Begin

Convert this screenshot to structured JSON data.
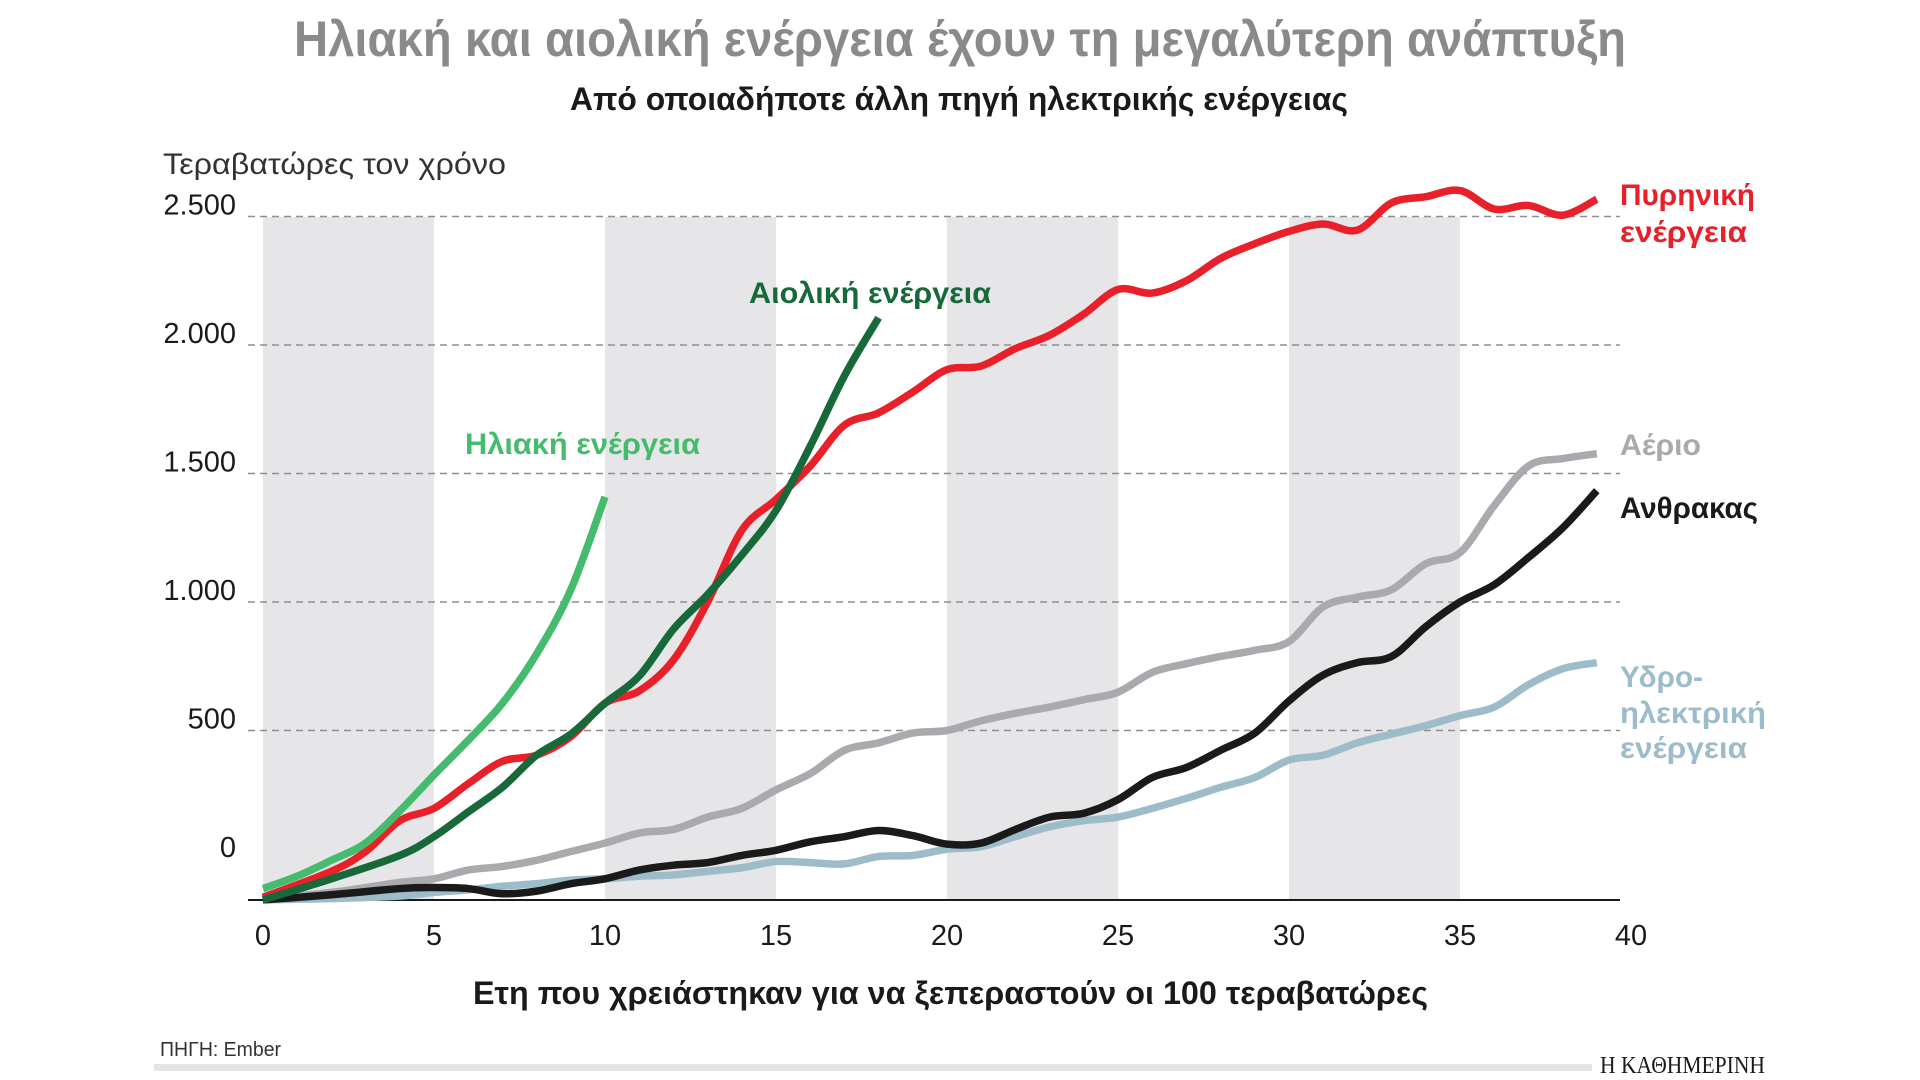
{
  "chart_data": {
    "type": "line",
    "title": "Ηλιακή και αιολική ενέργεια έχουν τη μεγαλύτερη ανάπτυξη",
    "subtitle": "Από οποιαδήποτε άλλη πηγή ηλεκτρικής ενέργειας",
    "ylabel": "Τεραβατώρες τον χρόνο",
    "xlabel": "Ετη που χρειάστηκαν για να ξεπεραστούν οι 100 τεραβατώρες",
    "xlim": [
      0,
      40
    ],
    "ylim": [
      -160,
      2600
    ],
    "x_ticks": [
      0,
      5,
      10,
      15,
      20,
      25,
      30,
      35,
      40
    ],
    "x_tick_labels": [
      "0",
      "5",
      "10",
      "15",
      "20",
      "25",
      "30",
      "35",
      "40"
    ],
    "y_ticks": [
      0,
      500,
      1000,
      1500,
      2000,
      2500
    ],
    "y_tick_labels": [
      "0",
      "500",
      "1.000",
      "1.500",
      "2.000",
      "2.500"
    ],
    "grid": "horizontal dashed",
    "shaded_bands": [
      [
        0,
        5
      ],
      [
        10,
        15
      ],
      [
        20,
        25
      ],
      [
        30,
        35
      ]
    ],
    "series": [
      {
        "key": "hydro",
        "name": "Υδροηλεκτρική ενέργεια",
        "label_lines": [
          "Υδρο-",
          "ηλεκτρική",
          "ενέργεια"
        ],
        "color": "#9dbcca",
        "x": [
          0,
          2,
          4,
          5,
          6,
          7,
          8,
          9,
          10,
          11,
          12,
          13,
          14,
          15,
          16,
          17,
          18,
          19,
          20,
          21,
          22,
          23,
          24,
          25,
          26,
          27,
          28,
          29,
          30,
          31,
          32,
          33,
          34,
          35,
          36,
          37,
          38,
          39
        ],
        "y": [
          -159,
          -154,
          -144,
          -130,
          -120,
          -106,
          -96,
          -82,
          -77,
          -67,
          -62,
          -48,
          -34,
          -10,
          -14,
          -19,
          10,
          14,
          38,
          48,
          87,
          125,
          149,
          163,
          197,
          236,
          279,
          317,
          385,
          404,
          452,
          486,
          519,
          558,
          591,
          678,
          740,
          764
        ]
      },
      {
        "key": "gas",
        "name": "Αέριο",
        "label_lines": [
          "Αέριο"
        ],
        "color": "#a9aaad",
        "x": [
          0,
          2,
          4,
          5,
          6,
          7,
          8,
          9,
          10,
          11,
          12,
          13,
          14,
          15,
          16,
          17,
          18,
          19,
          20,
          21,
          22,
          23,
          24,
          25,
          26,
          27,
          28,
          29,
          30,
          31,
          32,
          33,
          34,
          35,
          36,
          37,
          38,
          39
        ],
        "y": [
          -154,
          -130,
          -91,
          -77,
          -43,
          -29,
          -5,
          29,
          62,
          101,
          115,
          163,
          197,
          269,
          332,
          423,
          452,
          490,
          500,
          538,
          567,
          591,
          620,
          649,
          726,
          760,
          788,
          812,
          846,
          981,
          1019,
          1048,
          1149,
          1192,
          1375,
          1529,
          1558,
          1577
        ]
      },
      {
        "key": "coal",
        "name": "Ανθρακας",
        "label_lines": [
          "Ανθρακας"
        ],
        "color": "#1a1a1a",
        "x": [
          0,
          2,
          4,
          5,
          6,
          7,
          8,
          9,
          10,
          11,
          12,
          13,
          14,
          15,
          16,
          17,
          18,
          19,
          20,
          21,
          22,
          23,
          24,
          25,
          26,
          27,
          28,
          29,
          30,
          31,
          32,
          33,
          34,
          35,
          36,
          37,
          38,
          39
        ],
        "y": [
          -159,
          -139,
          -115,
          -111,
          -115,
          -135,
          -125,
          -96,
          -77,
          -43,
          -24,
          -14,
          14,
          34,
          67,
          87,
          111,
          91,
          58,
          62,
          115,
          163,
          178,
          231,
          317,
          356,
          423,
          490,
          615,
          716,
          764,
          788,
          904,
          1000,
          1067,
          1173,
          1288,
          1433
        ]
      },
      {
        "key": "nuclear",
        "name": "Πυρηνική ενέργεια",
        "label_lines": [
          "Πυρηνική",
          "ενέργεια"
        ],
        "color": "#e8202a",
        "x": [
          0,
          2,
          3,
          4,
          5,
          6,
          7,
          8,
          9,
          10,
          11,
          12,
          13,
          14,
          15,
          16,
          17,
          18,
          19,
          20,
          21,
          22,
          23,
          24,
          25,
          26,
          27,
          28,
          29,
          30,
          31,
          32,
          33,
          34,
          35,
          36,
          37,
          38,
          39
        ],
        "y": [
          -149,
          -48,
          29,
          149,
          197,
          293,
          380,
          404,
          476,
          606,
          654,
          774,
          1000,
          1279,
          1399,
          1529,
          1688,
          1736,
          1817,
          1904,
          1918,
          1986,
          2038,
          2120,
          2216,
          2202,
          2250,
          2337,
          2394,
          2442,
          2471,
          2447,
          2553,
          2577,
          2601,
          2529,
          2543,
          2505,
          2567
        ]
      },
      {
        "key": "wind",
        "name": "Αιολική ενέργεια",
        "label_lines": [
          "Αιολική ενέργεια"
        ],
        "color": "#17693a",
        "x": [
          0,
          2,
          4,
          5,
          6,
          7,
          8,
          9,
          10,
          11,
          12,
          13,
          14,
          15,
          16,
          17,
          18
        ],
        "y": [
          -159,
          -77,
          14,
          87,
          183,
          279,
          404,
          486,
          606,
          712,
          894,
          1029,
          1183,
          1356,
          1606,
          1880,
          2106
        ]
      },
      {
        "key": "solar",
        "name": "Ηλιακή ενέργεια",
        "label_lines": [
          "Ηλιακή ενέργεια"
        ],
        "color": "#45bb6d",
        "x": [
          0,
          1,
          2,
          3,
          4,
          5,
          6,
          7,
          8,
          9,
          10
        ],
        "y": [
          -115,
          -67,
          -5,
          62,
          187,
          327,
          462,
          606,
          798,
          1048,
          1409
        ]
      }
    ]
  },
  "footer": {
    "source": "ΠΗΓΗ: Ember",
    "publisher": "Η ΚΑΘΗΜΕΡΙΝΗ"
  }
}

End

Aim of the exercise
Excluding the pictures, reproduce every entry exactly as given.

Answer to the problem
Convert this screenshot to structured JSON data.
{
  "chart_data": {
    "type": "line",
    "title": "Ηλιακή και αιολική ενέργεια έχουν τη μεγαλύτερη ανάπτυξη",
    "subtitle": "Από οποιαδήποτε άλλη πηγή ηλεκτρικής ενέργειας",
    "ylabel": "Τεραβατώρες τον χρόνο",
    "xlabel": "Ετη που χρειάστηκαν για να ξεπεραστούν οι 100 τεραβατώρες",
    "xlim": [
      0,
      40
    ],
    "ylim": [
      -160,
      2600
    ],
    "x_ticks": [
      0,
      5,
      10,
      15,
      20,
      25,
      30,
      35,
      40
    ],
    "x_tick_labels": [
      "0",
      "5",
      "10",
      "15",
      "20",
      "25",
      "30",
      "35",
      "40"
    ],
    "y_ticks": [
      0,
      500,
      1000,
      1500,
      2000,
      2500
    ],
    "y_tick_labels": [
      "0",
      "500",
      "1.000",
      "1.500",
      "2.000",
      "2.500"
    ],
    "grid": "horizontal dashed",
    "shaded_bands": [
      [
        0,
        5
      ],
      [
        10,
        15
      ],
      [
        20,
        25
      ],
      [
        30,
        35
      ]
    ],
    "series": [
      {
        "key": "hydro",
        "name": "Υδροηλεκτρική ενέργεια",
        "label_lines": [
          "Υδρο-",
          "ηλεκτρική",
          "ενέργεια"
        ],
        "color": "#9dbcca",
        "x": [
          0,
          2,
          4,
          5,
          6,
          7,
          8,
          9,
          10,
          11,
          12,
          13,
          14,
          15,
          16,
          17,
          18,
          19,
          20,
          21,
          22,
          23,
          24,
          25,
          26,
          27,
          28,
          29,
          30,
          31,
          32,
          33,
          34,
          35,
          36,
          37,
          38,
          39
        ],
        "y": [
          -159,
          -154,
          -144,
          -130,
          -120,
          -106,
          -96,
          -82,
          -77,
          -67,
          -62,
          -48,
          -34,
          -10,
          -14,
          -19,
          10,
          14,
          38,
          48,
          87,
          125,
          149,
          163,
          197,
          236,
          279,
          317,
          385,
          404,
          452,
          486,
          519,
          558,
          591,
          678,
          740,
          764
        ]
      },
      {
        "key": "gas",
        "name": "Αέριο",
        "label_lines": [
          "Αέριο"
        ],
        "color": "#a9aaad",
        "x": [
          0,
          2,
          4,
          5,
          6,
          7,
          8,
          9,
          10,
          11,
          12,
          13,
          14,
          15,
          16,
          17,
          18,
          19,
          20,
          21,
          22,
          23,
          24,
          25,
          26,
          27,
          28,
          29,
          30,
          31,
          32,
          33,
          34,
          35,
          36,
          37,
          38,
          39
        ],
        "y": [
          -154,
          -130,
          -91,
          -77,
          -43,
          -29,
          -5,
          29,
          62,
          101,
          115,
          163,
          197,
          269,
          332,
          423,
          452,
          490,
          500,
          538,
          567,
          591,
          620,
          649,
          726,
          760,
          788,
          812,
          846,
          981,
          1019,
          1048,
          1149,
          1192,
          1375,
          1529,
          1558,
          1577
        ]
      },
      {
        "key": "coal",
        "name": "Ανθρακας",
        "label_lines": [
          "Ανθρακας"
        ],
        "color": "#1a1a1a",
        "x": [
          0,
          2,
          4,
          5,
          6,
          7,
          8,
          9,
          10,
          11,
          12,
          13,
          14,
          15,
          16,
          17,
          18,
          19,
          20,
          21,
          22,
          23,
          24,
          25,
          26,
          27,
          28,
          29,
          30,
          31,
          32,
          33,
          34,
          35,
          36,
          37,
          38,
          39
        ],
        "y": [
          -159,
          -139,
          -115,
          -111,
          -115,
          -135,
          -125,
          -96,
          -77,
          -43,
          -24,
          -14,
          14,
          34,
          67,
          87,
          111,
          91,
          58,
          62,
          115,
          163,
          178,
          231,
          317,
          356,
          423,
          490,
          615,
          716,
          764,
          788,
          904,
          1000,
          1067,
          1173,
          1288,
          1433
        ]
      },
      {
        "key": "nuclear",
        "name": "Πυρηνική ενέργεια",
        "label_lines": [
          "Πυρηνική",
          "ενέργεια"
        ],
        "color": "#e8202a",
        "x": [
          0,
          2,
          3,
          4,
          5,
          6,
          7,
          8,
          9,
          10,
          11,
          12,
          13,
          14,
          15,
          16,
          17,
          18,
          19,
          20,
          21,
          22,
          23,
          24,
          25,
          26,
          27,
          28,
          29,
          30,
          31,
          32,
          33,
          34,
          35,
          36,
          37,
          38,
          39
        ],
        "y": [
          -149,
          -48,
          29,
          149,
          197,
          293,
          380,
          404,
          476,
          606,
          654,
          774,
          1000,
          1279,
          1399,
          1529,
          1688,
          1736,
          1817,
          1904,
          1918,
          1986,
          2038,
          2120,
          2216,
          2202,
          2250,
          2337,
          2394,
          2442,
          2471,
          2447,
          2553,
          2577,
          2601,
          2529,
          2543,
          2505,
          2567
        ]
      },
      {
        "key": "wind",
        "name": "Αιολική ενέργεια",
        "label_lines": [
          "Αιολική ενέργεια"
        ],
        "color": "#17693a",
        "x": [
          0,
          2,
          4,
          5,
          6,
          7,
          8,
          9,
          10,
          11,
          12,
          13,
          14,
          15,
          16,
          17,
          18
        ],
        "y": [
          -159,
          -77,
          14,
          87,
          183,
          279,
          404,
          486,
          606,
          712,
          894,
          1029,
          1183,
          1356,
          1606,
          1880,
          2106
        ]
      },
      {
        "key": "solar",
        "name": "Ηλιακή ενέργεια",
        "label_lines": [
          "Ηλιακή ενέργεια"
        ],
        "color": "#45bb6d",
        "x": [
          0,
          1,
          2,
          3,
          4,
          5,
          6,
          7,
          8,
          9,
          10
        ],
        "y": [
          -115,
          -67,
          -5,
          62,
          187,
          327,
          462,
          606,
          798,
          1048,
          1409
        ]
      }
    ]
  },
  "footer": {
    "source": "ΠΗΓΗ: Ember",
    "publisher": "Η ΚΑΘΗΜΕΡΙΝΗ"
  }
}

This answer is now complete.